▶ Written problem: Search the material for the string "南京个人劳动合同书", then return every line where it is found.

▶ Records for the task:
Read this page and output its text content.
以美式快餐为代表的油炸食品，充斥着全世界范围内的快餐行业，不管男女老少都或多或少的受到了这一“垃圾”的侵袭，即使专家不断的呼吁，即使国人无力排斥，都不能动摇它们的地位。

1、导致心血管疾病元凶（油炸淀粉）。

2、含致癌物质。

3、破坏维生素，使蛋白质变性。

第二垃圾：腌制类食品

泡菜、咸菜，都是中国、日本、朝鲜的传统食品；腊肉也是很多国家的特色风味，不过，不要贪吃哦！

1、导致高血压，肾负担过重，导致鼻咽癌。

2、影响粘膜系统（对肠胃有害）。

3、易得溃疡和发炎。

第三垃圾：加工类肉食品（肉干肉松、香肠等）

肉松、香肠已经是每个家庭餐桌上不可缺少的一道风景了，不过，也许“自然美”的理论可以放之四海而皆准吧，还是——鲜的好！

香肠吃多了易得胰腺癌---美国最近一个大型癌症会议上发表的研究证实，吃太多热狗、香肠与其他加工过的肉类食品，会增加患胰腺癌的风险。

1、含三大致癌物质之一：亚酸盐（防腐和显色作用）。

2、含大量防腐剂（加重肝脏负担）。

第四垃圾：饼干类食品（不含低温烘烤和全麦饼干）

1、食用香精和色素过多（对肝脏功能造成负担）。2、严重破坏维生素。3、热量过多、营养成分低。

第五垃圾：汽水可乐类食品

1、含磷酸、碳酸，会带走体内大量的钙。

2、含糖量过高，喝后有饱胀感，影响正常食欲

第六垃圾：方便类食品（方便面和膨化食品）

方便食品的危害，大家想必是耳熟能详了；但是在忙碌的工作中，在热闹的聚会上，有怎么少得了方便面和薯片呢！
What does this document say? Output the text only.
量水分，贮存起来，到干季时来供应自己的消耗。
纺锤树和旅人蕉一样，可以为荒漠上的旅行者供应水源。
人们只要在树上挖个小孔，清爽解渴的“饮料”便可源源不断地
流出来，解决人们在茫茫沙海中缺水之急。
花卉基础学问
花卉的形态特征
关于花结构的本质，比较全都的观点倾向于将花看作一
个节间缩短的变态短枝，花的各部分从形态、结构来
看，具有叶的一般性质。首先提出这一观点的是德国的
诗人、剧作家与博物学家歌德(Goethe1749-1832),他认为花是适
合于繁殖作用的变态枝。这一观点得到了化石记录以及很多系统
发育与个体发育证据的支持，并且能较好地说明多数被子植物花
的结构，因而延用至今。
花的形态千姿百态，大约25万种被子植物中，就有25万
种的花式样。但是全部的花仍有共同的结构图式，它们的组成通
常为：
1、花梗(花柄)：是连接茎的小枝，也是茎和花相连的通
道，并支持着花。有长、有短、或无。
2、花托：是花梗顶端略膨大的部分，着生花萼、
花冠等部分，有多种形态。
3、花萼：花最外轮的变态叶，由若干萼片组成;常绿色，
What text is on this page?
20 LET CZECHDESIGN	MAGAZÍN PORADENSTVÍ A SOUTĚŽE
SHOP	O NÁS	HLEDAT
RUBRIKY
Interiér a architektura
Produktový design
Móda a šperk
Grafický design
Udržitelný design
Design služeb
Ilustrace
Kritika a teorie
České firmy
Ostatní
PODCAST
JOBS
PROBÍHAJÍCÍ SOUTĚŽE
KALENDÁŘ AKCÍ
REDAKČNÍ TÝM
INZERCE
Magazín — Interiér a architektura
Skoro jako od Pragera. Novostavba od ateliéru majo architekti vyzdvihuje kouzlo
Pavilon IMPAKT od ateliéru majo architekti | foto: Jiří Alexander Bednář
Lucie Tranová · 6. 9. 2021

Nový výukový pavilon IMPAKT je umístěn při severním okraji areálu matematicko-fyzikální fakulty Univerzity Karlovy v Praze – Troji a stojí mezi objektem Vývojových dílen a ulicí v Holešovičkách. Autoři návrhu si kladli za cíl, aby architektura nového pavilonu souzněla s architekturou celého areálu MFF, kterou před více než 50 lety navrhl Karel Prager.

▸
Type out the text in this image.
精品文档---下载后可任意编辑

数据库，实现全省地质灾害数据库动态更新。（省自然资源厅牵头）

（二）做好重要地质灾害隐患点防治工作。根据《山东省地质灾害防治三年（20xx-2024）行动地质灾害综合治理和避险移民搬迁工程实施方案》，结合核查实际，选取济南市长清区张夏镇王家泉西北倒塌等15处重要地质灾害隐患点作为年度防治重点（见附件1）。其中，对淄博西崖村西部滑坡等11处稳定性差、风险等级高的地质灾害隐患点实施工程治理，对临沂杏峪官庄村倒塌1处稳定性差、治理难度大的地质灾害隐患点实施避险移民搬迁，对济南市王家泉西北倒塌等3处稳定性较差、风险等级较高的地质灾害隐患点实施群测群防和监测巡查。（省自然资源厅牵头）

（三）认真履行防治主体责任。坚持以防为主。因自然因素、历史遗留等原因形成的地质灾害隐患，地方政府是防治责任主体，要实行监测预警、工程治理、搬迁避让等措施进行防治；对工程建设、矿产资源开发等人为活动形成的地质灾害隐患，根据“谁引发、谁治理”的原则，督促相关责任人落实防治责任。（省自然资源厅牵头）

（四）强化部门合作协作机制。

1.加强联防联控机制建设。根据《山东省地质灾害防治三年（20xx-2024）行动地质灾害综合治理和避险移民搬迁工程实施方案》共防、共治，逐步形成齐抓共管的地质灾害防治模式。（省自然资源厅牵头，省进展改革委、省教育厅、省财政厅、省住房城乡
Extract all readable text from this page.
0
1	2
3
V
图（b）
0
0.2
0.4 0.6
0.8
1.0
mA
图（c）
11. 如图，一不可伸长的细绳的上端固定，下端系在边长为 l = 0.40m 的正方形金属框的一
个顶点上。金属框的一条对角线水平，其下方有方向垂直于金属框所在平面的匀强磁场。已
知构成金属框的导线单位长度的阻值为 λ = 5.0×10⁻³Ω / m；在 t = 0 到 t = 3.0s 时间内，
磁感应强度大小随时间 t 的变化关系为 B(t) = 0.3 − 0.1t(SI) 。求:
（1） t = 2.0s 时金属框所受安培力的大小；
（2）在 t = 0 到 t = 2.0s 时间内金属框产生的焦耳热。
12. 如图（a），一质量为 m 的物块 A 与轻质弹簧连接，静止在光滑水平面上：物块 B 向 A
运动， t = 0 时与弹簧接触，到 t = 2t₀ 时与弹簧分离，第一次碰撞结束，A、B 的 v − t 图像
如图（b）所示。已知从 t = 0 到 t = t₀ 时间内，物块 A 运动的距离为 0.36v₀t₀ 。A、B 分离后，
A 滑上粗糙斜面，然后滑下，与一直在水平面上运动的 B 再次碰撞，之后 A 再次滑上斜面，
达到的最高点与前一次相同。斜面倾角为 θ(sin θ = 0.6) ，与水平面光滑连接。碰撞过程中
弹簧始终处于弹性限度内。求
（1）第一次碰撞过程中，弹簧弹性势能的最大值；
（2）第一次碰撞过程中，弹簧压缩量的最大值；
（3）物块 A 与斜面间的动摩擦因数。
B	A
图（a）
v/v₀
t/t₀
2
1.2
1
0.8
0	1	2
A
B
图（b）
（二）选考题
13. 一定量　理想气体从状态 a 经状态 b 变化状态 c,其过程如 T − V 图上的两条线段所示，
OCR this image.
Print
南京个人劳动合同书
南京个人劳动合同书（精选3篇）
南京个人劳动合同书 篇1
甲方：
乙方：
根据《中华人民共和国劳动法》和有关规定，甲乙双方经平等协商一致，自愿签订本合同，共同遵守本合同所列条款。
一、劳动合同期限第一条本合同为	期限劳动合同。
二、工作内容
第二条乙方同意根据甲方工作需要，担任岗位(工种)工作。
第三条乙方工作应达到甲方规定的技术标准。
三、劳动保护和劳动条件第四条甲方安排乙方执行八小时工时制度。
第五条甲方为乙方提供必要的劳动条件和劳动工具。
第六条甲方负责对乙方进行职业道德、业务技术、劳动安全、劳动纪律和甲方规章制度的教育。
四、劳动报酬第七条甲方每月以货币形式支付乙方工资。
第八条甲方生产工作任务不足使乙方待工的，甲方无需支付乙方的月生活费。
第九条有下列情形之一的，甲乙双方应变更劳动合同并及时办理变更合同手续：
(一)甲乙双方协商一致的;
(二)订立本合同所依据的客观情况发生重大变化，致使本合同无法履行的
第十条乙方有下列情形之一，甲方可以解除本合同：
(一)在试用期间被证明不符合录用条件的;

▶ Final result:
南京个人劳动合同书
南京个人劳动合同书（精选3篇）
南京个人劳动合同书 篇1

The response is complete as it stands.